- Interactive map of Otukpo
- Otukpo Location within Nigeria
- Coordinates: 7°11′35″N 8°8′47″E﻿ / ﻿7.19306°N 8.14639°E
- Country: Nigeria
- State: Benue State

Government
- • Type: Democracy
- • Local Government Chairman and the Head of the Local Government Council: John Bako Ejeh
- Time zone: UTC+1 (WAT)

= Otukpo =

LGA in Benue state, Nigeria

Otukpo is a town in Benue State, Nigeria located in the Middle Belt Region of Nigeria. It is also the eponymous name of a subgroup of the Idoma people. Otukpo is the headquarters of the Otukpo Local Government Area. It is the headquarters of the Idoma Nation, and remains an important town in Idomaland, an area mainly populated by the Idoma speaking people, though with numerous local dialects spoken in the diverse reaches of Idoma land. Otukpo Idoma language is the umbrella lingua.

Data lines
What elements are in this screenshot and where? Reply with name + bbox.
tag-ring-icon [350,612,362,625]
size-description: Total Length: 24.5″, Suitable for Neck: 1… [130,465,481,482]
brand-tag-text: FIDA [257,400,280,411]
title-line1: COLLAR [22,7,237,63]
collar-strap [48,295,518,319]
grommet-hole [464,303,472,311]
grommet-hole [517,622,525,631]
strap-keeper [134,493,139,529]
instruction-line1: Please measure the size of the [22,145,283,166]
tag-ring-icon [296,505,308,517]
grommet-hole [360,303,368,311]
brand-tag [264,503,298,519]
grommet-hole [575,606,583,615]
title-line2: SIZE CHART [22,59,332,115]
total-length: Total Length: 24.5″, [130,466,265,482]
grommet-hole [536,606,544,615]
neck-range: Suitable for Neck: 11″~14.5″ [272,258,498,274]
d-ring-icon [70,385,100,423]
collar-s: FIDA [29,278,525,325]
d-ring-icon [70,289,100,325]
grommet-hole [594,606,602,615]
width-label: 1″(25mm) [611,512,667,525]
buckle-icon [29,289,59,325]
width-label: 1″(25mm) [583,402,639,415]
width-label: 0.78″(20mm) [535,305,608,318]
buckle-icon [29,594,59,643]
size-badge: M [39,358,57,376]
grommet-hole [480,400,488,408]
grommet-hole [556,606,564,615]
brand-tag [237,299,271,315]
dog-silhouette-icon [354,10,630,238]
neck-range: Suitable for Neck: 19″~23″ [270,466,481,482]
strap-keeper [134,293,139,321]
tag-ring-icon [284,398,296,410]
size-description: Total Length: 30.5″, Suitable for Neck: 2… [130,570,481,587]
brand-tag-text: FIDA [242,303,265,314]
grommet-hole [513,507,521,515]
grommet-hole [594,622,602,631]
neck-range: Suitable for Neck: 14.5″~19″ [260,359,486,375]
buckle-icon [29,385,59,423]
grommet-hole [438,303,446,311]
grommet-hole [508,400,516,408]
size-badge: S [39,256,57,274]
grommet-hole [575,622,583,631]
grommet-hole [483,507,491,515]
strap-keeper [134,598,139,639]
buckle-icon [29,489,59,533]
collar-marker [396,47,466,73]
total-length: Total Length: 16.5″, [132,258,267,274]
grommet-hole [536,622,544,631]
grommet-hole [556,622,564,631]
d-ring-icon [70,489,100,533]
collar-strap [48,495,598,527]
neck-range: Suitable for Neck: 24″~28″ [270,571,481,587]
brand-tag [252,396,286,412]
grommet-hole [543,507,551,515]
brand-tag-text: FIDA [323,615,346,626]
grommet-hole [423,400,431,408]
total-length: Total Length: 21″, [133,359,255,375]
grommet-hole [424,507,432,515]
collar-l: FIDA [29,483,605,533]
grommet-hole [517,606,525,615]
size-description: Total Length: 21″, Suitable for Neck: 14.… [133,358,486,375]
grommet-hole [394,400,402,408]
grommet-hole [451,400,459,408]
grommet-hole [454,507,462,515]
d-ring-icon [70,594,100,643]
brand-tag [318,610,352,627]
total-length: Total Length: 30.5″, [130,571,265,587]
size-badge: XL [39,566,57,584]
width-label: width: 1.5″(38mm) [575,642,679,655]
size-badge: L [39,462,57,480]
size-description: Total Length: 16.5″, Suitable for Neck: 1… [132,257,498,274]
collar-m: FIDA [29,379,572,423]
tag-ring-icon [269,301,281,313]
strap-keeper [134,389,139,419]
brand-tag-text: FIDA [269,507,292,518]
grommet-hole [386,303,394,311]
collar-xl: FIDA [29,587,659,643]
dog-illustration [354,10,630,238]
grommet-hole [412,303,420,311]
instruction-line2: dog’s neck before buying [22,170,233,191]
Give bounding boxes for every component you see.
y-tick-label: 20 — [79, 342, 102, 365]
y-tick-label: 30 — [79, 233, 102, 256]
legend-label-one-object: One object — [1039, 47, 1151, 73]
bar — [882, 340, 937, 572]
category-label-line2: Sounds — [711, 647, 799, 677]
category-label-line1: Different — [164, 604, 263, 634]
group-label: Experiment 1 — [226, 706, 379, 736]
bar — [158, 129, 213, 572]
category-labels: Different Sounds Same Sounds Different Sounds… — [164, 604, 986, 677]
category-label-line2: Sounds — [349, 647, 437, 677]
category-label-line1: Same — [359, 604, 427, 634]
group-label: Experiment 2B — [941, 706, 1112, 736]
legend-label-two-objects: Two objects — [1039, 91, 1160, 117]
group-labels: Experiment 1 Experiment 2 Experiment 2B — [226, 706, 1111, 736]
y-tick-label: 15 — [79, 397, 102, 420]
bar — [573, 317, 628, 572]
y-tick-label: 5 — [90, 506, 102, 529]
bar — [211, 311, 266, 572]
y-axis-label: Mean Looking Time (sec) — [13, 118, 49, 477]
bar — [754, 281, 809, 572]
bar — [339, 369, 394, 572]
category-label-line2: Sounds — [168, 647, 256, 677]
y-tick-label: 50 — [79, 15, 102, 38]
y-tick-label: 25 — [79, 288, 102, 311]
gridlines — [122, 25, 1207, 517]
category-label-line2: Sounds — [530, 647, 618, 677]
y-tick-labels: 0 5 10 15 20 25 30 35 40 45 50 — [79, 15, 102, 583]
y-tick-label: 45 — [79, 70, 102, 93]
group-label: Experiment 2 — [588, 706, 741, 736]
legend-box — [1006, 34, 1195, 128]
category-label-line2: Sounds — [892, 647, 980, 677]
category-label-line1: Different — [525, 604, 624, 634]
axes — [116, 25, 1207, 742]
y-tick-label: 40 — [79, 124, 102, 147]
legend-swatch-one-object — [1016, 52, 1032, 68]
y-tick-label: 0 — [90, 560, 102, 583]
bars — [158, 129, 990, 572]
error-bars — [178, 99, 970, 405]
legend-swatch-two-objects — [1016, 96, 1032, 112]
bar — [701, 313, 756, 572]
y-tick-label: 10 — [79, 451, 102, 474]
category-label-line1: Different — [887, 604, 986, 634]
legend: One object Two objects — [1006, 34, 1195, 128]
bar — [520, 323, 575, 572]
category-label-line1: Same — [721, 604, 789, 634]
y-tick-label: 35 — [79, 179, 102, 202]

Task requirements
• 1. According to the text on Otukpo, what is Otukpo the headquarters of besides its Local Government Area?
• 2. Continue the text about Otukpo from its last sentence.

Responses per task
• 1. The Idoma Nation.

• 2.
Otukpo is the seat of the Och' Idoma, the Paramount Ruler Idoma of the Idoma Nation. The traditional ruler of Idoma is Ogbodo John Elaigwu. Though his legitimacy as Och Idoma has been questioned by a large section of Idoma elites, traditional district heads, and the youth. As at the time of publication the case is said to be in court. Elaigwu Ogbodo was a card-carrying member of the PDP and a close ally with the Deputy Governorship candidate and Chairman John Ngbede. It is said Ngbede was very instrumental to his emergence as king.

== Climate ==

Otukpo has a tropical savanna climate. It is warm every month with both a wet and dry season. There is about 244 inches of rain a year. It is dry for 169 days a year with an average humidity of 61% and an UV-index of 7. The climate is tropical in Otukpo. The average annual temperature in Otukpo is 27.2 °C. In the month of August, the average temperature is 25.5 °C. It is the lowest average temperature of the whole year.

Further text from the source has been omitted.